> _EXERCISE REQUIREMENTS_
Of all the lines in the material, how many include the word "this"? Reply with the number alone.

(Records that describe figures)
________________________

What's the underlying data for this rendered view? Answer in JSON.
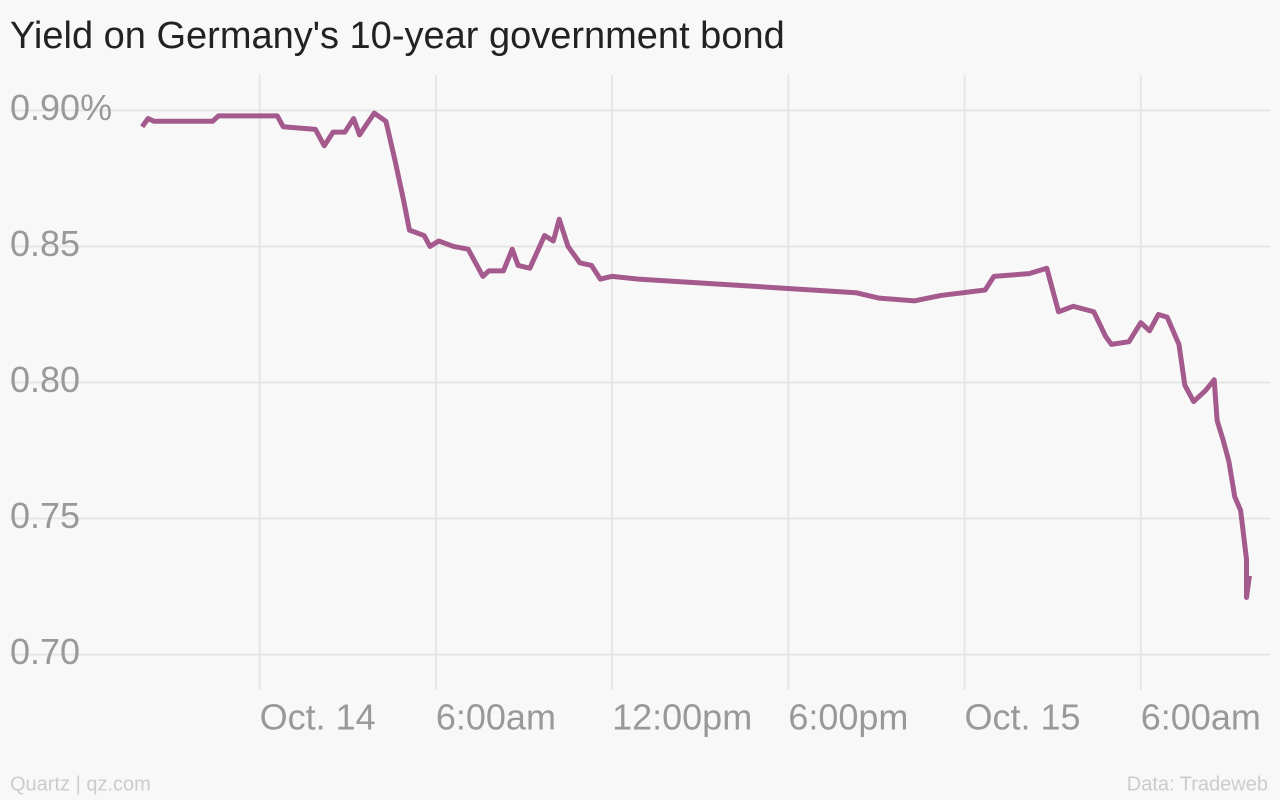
{
  "chart_data": {
    "type": "line",
    "title": "Yield on Germany's 10-year government bond",
    "source": "Data: Tradeweb",
    "credit": "Quartz | qz.com",
    "x": [
      -4.0,
      -3.8,
      -3.6,
      -2.4,
      -1.6,
      -1.4,
      0.6,
      0.8,
      1.9,
      2.2,
      2.5,
      2.9,
      3.2,
      3.4,
      3.9,
      4.3,
      4.6,
      4.9,
      5.1,
      5.6,
      5.8,
      6.1,
      6.6,
      7.1,
      7.4,
      7.6,
      7.8,
      8.3,
      8.6,
      8.8,
      9.2,
      9.7,
      10.0,
      10.2,
      10.5,
      10.9,
      11.3,
      11.6,
      12.0,
      12.9,
      20.3,
      21.1,
      22.3,
      23.2,
      24.7,
      25.0,
      26.2,
      26.8,
      27.0,
      27.2,
      27.7,
      28.4,
      28.8,
      29.0,
      29.6,
      30.0,
      30.3,
      30.6,
      30.9,
      31.3,
      31.5,
      31.8,
      32.2,
      32.5,
      32.6,
      32.8,
      33.0,
      33.2,
      33.4,
      33.6,
      33.6,
      33.7
    ],
    "series": [
      {
        "name": "Yield",
        "color": "#a45a8c",
        "values": [
          0.894,
          0.897,
          0.896,
          0.896,
          0.896,
          0.898,
          0.898,
          0.894,
          0.893,
          0.887,
          0.892,
          0.892,
          0.897,
          0.891,
          0.899,
          0.896,
          0.882,
          0.867,
          0.856,
          0.854,
          0.85,
          0.852,
          0.85,
          0.849,
          0.843,
          0.839,
          0.841,
          0.841,
          0.849,
          0.843,
          0.842,
          0.854,
          0.852,
          0.86,
          0.85,
          0.844,
          0.843,
          0.838,
          0.839,
          0.838,
          0.833,
          0.831,
          0.83,
          0.832,
          0.834,
          0.839,
          0.84,
          0.842,
          0.834,
          0.826,
          0.828,
          0.826,
          0.817,
          0.814,
          0.815,
          0.822,
          0.819,
          0.825,
          0.824,
          0.814,
          0.799,
          0.793,
          0.797,
          0.801,
          0.786,
          0.779,
          0.771,
          0.758,
          0.753,
          0.735,
          0.721,
          0.729
        ]
      }
    ],
    "xlim": [
      -8.5,
      34.4
    ],
    "xticks": [
      {
        "value": 0,
        "label": "Oct. 14"
      },
      {
        "value": 6,
        "label": "6:00am"
      },
      {
        "value": 12,
        "label": "12:00pm"
      },
      {
        "value": 18,
        "label": "6:00pm"
      },
      {
        "value": 24,
        "label": "Oct. 15"
      },
      {
        "value": 30,
        "label": "6:00am"
      }
    ],
    "ylim": [
      0.687,
      0.913
    ],
    "yticks": [
      {
        "value": 0.7,
        "label": "0.70"
      },
      0.75,
      {
        "value": 0.8,
        "label": "0.80"
      },
      0.85,
      {
        "value": 0.9,
        "label": "0.90%"
      }
    ],
    "grid": true
  }
}
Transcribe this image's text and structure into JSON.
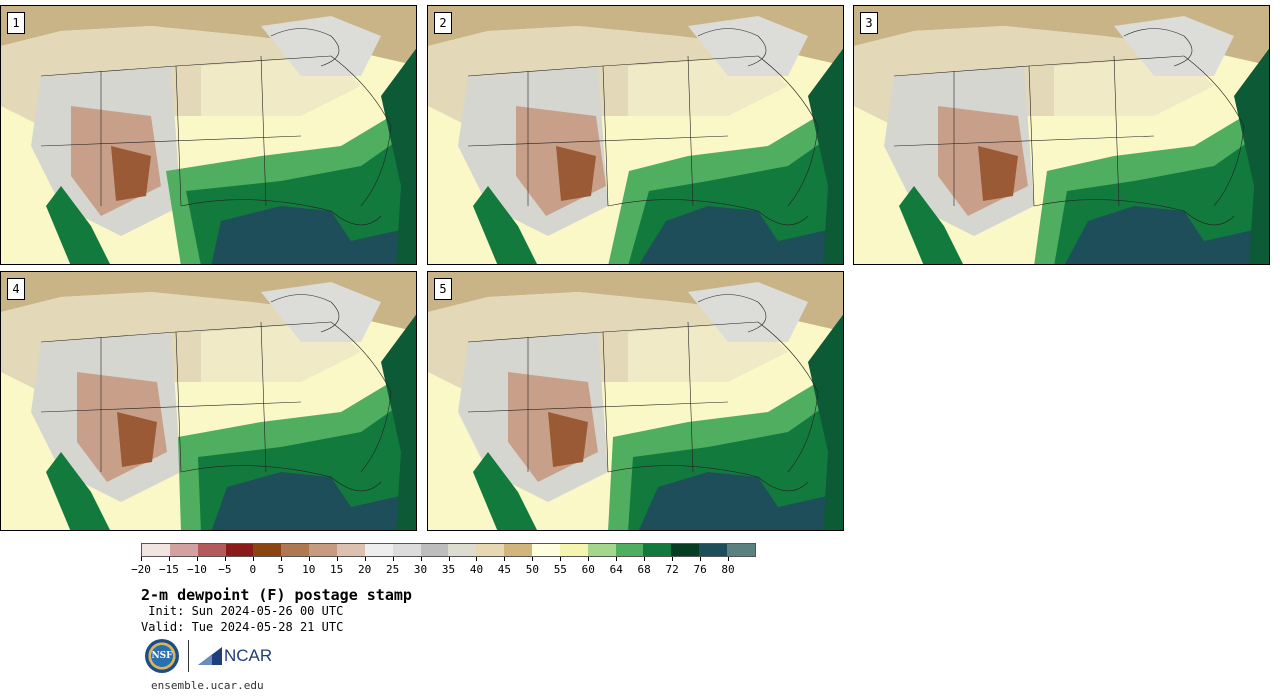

________________________

> _SOLUTION_
2